Lines of data →
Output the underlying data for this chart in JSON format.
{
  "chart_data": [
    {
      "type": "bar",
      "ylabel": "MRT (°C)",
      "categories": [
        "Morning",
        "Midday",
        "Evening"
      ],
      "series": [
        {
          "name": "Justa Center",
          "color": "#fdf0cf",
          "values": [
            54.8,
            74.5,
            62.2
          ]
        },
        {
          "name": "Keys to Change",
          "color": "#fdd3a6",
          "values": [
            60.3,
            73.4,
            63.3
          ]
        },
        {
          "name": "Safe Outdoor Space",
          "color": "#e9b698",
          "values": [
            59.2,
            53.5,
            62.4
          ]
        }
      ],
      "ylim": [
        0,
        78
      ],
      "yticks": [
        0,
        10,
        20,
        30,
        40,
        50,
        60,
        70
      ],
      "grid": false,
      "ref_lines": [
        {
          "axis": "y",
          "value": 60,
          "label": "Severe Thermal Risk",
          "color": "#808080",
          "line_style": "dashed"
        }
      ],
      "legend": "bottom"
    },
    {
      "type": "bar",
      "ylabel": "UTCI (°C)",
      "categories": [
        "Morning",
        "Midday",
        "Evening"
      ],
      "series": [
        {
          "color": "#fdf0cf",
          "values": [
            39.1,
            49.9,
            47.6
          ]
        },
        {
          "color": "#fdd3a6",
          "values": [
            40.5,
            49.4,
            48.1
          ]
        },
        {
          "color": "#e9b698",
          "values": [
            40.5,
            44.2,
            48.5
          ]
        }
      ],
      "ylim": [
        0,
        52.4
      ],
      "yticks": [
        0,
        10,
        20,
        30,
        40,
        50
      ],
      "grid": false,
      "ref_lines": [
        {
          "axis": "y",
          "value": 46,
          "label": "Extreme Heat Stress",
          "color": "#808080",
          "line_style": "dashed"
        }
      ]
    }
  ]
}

Problem →
Reproduce each entry from the records above, character for character.

Output →
Output the underlying data for this chart in JSON format.
{
  "chart_data": [
    {
      "type": "bar",
      "ylabel": "MRT (°C)",
      "categories": [
        "Morning",
        "Midday",
        "Evening"
      ],
      "series": [
        {
          "name": "Justa Center",
          "color": "#fdf0cf",
          "values": [
            54.8,
            74.5,
            62.2
          ]
        },
        {
          "name": "Keys to Change",
          "color": "#fdd3a6",
          "values": [
            60.3,
            73.4,
            63.3
          ]
        },
        {
          "name": "Safe Outdoor Space",
          "color": "#e9b698",
          "values": [
            59.2,
            53.5,
            62.4
          ]
        }
      ],
      "ylim": [
        0,
        78
      ],
      "yticks": [
        0,
        10,
        20,
        30,
        40,
        50,
        60,
        70
      ],
      "grid": false,
      "ref_lines": [
        {
          "axis": "y",
          "value": 60,
          "label": "Severe Thermal Risk",
          "color": "#808080",
          "line_style": "dashed"
        }
      ],
      "legend": "bottom"
    },
    {
      "type": "bar",
      "ylabel": "UTCI (°C)",
      "categories": [
        "Morning",
        "Midday",
        "Evening"
      ],
      "series": [
        {
          "color": "#fdf0cf",
          "values": [
            39.1,
            49.9,
            47.6
          ]
        },
        {
          "color": "#fdd3a6",
          "values": [
            40.5,
            49.4,
            48.1
          ]
        },
        {
          "color": "#e9b698",
          "values": [
            40.5,
            44.2,
            48.5
          ]
        }
      ],
      "ylim": [
        0,
        52.4
      ],
      "yticks": [
        0,
        10,
        20,
        30,
        40,
        50
      ],
      "grid": false,
      "ref_lines": [
        {
          "axis": "y",
          "value": 46,
          "label": "Extreme Heat Stress",
          "color": "#808080",
          "line_style": "dashed"
        }
      ]
    }
  ]
}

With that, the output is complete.